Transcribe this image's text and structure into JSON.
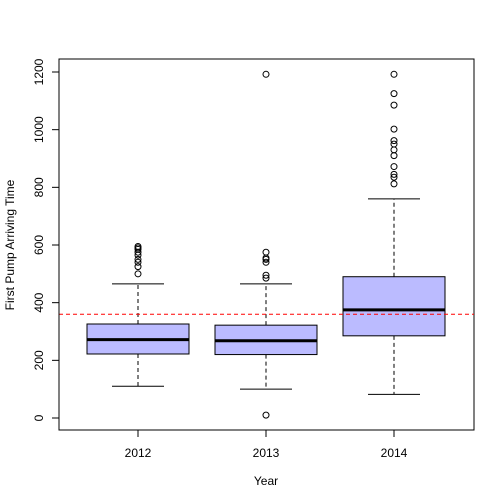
{
  "chart_data": {
    "type": "boxplot",
    "title": "",
    "xlabel": "Year",
    "ylabel": "First Pump Arriving Time",
    "ylim": [
      0,
      1200
    ],
    "yticks": [
      0,
      200,
      400,
      600,
      800,
      1000,
      1200
    ],
    "categories": [
      "2012",
      "2013",
      "2014"
    ],
    "boxes": [
      {
        "category": "2012",
        "whisker_low": 110,
        "q1": 222,
        "median": 272,
        "q3": 326,
        "whisker_high": 465,
        "outliers": [
          500,
          525,
          540,
          550,
          565,
          575,
          585,
          590,
          595
        ]
      },
      {
        "category": "2013",
        "whisker_low": 100,
        "q1": 220,
        "median": 268,
        "q3": 322,
        "whisker_high": 465,
        "outliers": [
          10,
          485,
          495,
          540,
          550,
          555,
          575,
          1192
        ]
      },
      {
        "category": "2014",
        "whisker_low": 82,
        "q1": 285,
        "median": 375,
        "q3": 490,
        "whisker_high": 760,
        "outliers": [
          812,
          835,
          845,
          872,
          910,
          930,
          950,
          962,
          1002,
          1085,
          1125,
          1192
        ]
      }
    ],
    "reference_line": {
      "value": 360,
      "color": "#ff0000",
      "style": "dashed"
    },
    "box_fill": "#bbbbff",
    "grid": false,
    "legend": "none"
  }
}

......

◆ **Written exercise**: Leave out the pictures and restate everything else word for word.

◆ **Result of the task**:
Transcribe this image's text and structure into JSON.
{
  "chart_data": {
    "type": "boxplot",
    "title": "",
    "xlabel": "Year",
    "ylabel": "First Pump Arriving Time",
    "ylim": [
      0,
      1200
    ],
    "yticks": [
      0,
      200,
      400,
      600,
      800,
      1000,
      1200
    ],
    "categories": [
      "2012",
      "2013",
      "2014"
    ],
    "boxes": [
      {
        "category": "2012",
        "whisker_low": 110,
        "q1": 222,
        "median": 272,
        "q3": 326,
        "whisker_high": 465,
        "outliers": [
          500,
          525,
          540,
          550,
          565,
          575,
          585,
          590,
          595
        ]
      },
      {
        "category": "2013",
        "whisker_low": 100,
        "q1": 220,
        "median": 268,
        "q3": 322,
        "whisker_high": 465,
        "outliers": [
          10,
          485,
          495,
          540,
          550,
          555,
          575,
          1192
        ]
      },
      {
        "category": "2014",
        "whisker_low": 82,
        "q1": 285,
        "median": 375,
        "q3": 490,
        "whisker_high": 760,
        "outliers": [
          812,
          835,
          845,
          872,
          910,
          930,
          950,
          962,
          1002,
          1085,
          1125,
          1192
        ]
      }
    ],
    "reference_line": {
      "value": 360,
      "color": "#ff0000",
      "style": "dashed"
    },
    "box_fill": "#bbbbff",
    "grid": false,
    "legend": "none"
  }
}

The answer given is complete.